Aim of the exercise:
Write out the material exactly, without any of its pictures.

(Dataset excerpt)

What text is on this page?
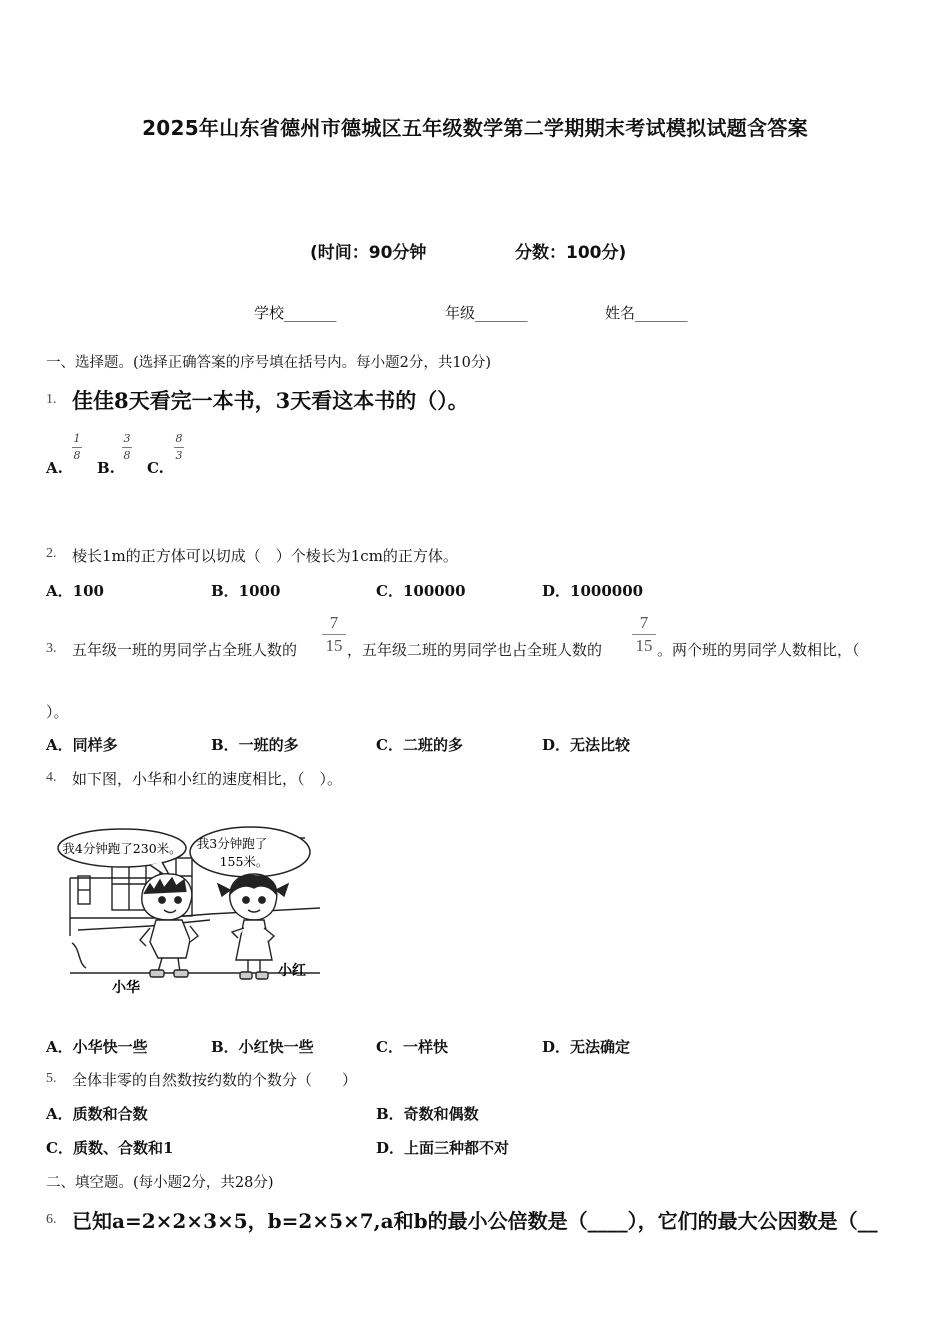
2025年山东省德州市德城区五年级数学第二学期期末考试模拟试题含答案
(时间：90分钟	分数：100分)
学校_______	年级_______	姓名_______
一、选择题。(选择正确答案的序号填在括号内。每小题2分，共10分)
1. 佳佳8天看完一本书，3天看这本书的（）。
A.
1
8
B.
3
8
C.
8
3
2. 棱长1m的正方体可以切成（　）个棱长为1cm的正方体。
A．100	B．1000	C．100000	D．1000000
3. 五年级一班的男同学占全班人数的
7
15 ，五年级二班的男同学也占全班人数的
7
15 。两个班的男同学人数相比，（
）。
A．同样多	B．一班的多	C．二班的多	D．无法比较
4. 如下图，小华和小红的速度相比，（　）。
我4分钟跑了230米。 我3分钟跑了
155米。
小华
小红
A．小华快一些	B．小红快一些	C．一样快	D．无法确定
5. 全体非零的自然数按约数的个数分（　　）
A．质数和合数	B．奇数和偶数
C．质数、合数和1	D．上面三种都不对
二、填空题。(每小题2分，共28分)
6. 已知a=2×2×3×5，b=2×5×7,a和b的最小公倍数是（____），它们的最大公因数是（__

Expected output:
What text is on this page?
2025年山东省德州市德城区五年级数学第二学期期末考试模拟试题含答案
(时间：90分钟	分数：100分)
学校_______	年级_______	姓名_______
一、选择题。(选择正确答案的序号填在括号内。每小题2分，共10分)
1. 佳佳8天看完一本书，3天看这本书的（）。
A.
1
8
B.
3
8
C.
8
3
2. 棱长1m的正方体可以切成（　）个棱长为1cm的正方体。
A．100	B．1000	C．100000	D．1000000
3. 五年级一班的男同学占全班人数的
7
15 ，五年级二班的男同学也占全班人数的
7
15 。两个班的男同学人数相比，（
）。
A．同样多	B．一班的多	C．二班的多	D．无法比较
4. 如下图，小华和小红的速度相比，（　）。
我4分钟跑了230米。 我3分钟跑了
155米。
小华
小红
A．小华快一些	B．小红快一些	C．一样快	D．无法确定
5. 全体非零的自然数按约数的个数分（　　）
A．质数和合数	B．奇数和偶数
C．质数、合数和1	D．上面三种都不对
二、填空题。(每小题2分，共28分)
6. 已知a=2×2×3×5，b=2×5×7,a和b的最小公倍数是（____），它们的最大公因数是（__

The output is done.